[START OF INPUT DATA]

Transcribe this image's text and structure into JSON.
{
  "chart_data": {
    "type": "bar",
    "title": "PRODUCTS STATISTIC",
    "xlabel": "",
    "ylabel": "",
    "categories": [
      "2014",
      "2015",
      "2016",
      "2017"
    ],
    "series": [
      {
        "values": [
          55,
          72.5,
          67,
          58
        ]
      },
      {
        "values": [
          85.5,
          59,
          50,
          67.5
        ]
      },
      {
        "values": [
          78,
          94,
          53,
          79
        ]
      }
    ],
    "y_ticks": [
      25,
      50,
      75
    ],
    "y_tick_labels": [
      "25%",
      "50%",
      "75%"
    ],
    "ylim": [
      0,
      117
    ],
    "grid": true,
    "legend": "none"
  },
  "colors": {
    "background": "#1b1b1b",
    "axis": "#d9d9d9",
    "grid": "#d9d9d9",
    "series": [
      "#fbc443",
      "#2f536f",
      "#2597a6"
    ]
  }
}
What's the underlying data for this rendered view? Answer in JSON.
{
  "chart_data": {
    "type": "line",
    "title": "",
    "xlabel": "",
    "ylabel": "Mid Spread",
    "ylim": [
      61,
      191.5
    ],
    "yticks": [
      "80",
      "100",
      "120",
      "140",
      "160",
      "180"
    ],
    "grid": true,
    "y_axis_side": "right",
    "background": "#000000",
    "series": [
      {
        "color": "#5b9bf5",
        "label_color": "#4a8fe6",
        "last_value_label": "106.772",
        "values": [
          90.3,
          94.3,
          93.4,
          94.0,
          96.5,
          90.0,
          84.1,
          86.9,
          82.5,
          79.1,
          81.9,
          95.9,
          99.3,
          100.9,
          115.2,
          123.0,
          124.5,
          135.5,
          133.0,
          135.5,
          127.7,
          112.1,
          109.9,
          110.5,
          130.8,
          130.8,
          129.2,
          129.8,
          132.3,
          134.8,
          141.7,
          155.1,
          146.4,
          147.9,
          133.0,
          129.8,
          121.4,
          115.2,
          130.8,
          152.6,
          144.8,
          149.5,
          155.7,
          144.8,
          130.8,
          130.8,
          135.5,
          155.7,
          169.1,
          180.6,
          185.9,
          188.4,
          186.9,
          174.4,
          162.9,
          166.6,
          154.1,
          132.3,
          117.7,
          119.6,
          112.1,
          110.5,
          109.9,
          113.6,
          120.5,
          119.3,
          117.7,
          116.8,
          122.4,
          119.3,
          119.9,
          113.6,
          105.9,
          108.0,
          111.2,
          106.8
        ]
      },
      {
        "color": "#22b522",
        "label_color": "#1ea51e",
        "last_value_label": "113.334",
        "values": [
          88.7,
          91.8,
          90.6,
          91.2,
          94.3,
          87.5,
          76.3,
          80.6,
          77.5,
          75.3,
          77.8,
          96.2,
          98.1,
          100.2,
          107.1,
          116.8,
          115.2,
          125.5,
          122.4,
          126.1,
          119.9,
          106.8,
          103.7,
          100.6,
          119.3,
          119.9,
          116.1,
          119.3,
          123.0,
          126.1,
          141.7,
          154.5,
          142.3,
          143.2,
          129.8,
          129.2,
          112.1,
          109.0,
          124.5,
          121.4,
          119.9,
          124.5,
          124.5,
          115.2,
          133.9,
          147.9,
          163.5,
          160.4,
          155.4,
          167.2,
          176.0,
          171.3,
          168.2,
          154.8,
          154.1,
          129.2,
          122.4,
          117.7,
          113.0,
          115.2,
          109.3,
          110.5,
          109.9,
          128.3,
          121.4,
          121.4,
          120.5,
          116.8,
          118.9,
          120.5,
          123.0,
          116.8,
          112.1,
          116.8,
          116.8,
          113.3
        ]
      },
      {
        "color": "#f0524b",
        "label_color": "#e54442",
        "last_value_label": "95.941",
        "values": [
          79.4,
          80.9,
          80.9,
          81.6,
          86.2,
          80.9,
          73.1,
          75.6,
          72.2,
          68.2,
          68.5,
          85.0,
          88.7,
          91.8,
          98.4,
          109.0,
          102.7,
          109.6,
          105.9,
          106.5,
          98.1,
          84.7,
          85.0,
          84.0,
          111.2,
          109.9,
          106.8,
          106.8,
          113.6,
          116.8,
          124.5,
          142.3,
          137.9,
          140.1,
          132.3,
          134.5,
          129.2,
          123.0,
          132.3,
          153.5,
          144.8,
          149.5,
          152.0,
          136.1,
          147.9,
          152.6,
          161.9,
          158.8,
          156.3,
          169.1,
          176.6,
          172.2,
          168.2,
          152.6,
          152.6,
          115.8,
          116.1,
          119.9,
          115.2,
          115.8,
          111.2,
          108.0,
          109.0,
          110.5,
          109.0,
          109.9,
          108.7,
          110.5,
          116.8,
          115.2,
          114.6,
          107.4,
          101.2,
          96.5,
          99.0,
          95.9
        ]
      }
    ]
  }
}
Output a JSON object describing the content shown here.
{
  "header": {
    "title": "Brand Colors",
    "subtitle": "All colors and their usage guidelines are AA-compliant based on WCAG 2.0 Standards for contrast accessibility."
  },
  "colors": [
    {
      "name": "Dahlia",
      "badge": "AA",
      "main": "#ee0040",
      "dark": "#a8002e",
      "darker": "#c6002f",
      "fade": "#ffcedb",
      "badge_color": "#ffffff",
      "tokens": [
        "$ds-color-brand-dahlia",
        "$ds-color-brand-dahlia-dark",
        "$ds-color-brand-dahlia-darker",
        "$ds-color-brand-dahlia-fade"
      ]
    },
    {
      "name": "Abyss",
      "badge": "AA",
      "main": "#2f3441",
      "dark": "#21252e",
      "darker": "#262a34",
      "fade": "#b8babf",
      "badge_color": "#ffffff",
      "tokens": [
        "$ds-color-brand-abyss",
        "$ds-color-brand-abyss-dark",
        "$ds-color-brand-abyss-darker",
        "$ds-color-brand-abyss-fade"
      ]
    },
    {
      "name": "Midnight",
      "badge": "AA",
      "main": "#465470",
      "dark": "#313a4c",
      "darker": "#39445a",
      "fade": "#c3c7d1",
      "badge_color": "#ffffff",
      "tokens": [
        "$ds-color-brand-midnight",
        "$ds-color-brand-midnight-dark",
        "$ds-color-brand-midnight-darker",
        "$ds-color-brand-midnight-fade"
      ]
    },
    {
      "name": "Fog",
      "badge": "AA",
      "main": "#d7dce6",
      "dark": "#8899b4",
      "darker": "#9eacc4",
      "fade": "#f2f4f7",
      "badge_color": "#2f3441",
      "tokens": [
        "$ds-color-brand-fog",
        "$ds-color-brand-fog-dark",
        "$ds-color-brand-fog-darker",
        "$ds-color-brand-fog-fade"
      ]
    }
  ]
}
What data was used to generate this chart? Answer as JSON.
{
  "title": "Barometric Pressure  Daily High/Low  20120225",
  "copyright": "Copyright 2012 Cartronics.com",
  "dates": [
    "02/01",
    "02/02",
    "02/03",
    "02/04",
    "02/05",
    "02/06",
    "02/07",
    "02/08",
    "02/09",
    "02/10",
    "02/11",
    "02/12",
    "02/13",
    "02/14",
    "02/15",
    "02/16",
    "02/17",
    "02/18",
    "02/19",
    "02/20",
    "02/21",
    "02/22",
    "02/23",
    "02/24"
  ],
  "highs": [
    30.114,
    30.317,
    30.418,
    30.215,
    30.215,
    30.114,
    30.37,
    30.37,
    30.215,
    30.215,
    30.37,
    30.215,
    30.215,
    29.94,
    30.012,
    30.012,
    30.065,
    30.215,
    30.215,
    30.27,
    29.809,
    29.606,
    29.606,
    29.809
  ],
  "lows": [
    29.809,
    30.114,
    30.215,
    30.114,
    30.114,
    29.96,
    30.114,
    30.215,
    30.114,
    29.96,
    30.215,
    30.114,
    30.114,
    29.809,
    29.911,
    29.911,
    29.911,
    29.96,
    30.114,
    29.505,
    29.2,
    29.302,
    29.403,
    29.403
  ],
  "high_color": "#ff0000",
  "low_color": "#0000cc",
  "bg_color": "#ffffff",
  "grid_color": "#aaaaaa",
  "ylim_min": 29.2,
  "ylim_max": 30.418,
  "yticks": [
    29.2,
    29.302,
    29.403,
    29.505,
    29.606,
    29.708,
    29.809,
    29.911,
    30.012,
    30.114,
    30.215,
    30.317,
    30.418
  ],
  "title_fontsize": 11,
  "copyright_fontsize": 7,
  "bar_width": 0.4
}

[END OF INPUT DATA]

> _SHORT TASK_
Copy every single line of the material above that holds "What".

> _TASK ANSWER_
What's the underlying data for this rendered view? Answer in JSON.
What data was used to generate this chart? Answer as JSON.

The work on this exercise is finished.